> **TASK DESCRIPTION**:
Write out the whole of the material exactly.
━━━━━━━━━━
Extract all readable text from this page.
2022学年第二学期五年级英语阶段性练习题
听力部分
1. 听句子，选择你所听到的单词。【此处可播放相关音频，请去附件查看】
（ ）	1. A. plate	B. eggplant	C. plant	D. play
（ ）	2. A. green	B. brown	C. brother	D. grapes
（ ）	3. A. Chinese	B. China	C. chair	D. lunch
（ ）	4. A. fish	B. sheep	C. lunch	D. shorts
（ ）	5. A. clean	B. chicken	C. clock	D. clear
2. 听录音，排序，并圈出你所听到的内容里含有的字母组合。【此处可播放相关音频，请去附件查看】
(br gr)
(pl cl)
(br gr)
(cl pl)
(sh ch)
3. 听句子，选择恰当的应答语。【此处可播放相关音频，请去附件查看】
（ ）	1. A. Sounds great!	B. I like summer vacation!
━━━━━━━━━━
> **SOLVED EXERCISE**:
Extract all readable text from this page.
2022学年第二学期五年级英语阶段性练习题
听力部分
1. 听句子，选择你所听到的单词。【此处可播放相关音频，请去附件查看】
（ ）	1. A. plate	B. eggplant	C. plant	D. play
（ ）	2. A. green	B. brown	C. brother	D. grapes
（ ）	3. A. Chinese	B. China	C. chair	D. lunch
（ ）	4. A. fish	B. sheep	C. lunch	D. shorts
（ ）	5. A. clean	B. chicken	C. clock	D. clear
2. 听录音，排序，并圈出你所听到的内容里含有的字母组合。【此处可播放相关音频，请去附件查看】
(br gr)
(pl cl)
(br gr)
(cl pl)
(sh ch)
3. 听句子，选择恰当的应答语。【此处可播放相关音频，请去附件查看】
（ ）	1. A. Sounds great!	B. I like summer vacation!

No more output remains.